### DIRECTIVE
Wherever the word "Average" shows up in a line, please copy that line.

-.-.-

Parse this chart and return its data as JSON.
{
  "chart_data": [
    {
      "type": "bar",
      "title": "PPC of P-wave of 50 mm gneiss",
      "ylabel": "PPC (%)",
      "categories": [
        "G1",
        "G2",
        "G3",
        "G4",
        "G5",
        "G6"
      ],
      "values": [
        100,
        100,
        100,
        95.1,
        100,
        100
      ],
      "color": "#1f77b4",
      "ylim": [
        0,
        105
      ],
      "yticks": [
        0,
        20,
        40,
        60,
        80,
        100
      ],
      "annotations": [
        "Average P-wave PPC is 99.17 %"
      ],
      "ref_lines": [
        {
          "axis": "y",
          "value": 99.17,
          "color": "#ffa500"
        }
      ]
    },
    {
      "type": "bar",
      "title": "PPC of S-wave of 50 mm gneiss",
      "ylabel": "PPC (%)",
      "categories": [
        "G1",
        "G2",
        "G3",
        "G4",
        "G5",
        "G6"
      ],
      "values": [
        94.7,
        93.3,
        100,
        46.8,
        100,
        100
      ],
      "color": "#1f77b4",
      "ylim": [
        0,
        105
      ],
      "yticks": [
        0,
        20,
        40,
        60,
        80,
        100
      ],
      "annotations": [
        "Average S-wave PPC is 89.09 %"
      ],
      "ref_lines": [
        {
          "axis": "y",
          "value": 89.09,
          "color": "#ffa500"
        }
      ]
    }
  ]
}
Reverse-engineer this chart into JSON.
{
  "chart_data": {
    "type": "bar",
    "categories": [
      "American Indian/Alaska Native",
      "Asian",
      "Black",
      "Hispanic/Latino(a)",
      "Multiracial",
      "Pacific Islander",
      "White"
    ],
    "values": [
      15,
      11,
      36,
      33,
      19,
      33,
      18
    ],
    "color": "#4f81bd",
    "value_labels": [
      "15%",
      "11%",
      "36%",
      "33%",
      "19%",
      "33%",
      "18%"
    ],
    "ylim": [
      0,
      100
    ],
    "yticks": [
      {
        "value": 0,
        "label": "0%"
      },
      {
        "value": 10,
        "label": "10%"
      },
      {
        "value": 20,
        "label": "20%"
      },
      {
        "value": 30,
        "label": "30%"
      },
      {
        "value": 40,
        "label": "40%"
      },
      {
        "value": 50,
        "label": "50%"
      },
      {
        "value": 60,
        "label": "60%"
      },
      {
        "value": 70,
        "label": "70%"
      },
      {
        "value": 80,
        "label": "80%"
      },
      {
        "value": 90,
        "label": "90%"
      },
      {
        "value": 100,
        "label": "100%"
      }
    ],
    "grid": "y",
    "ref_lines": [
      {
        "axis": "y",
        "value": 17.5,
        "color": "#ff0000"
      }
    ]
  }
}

-.-.-

### OUTPUT
        "Average P-wave PPC is 99.17 %"
        "Average S-wave PPC is 89.09 %"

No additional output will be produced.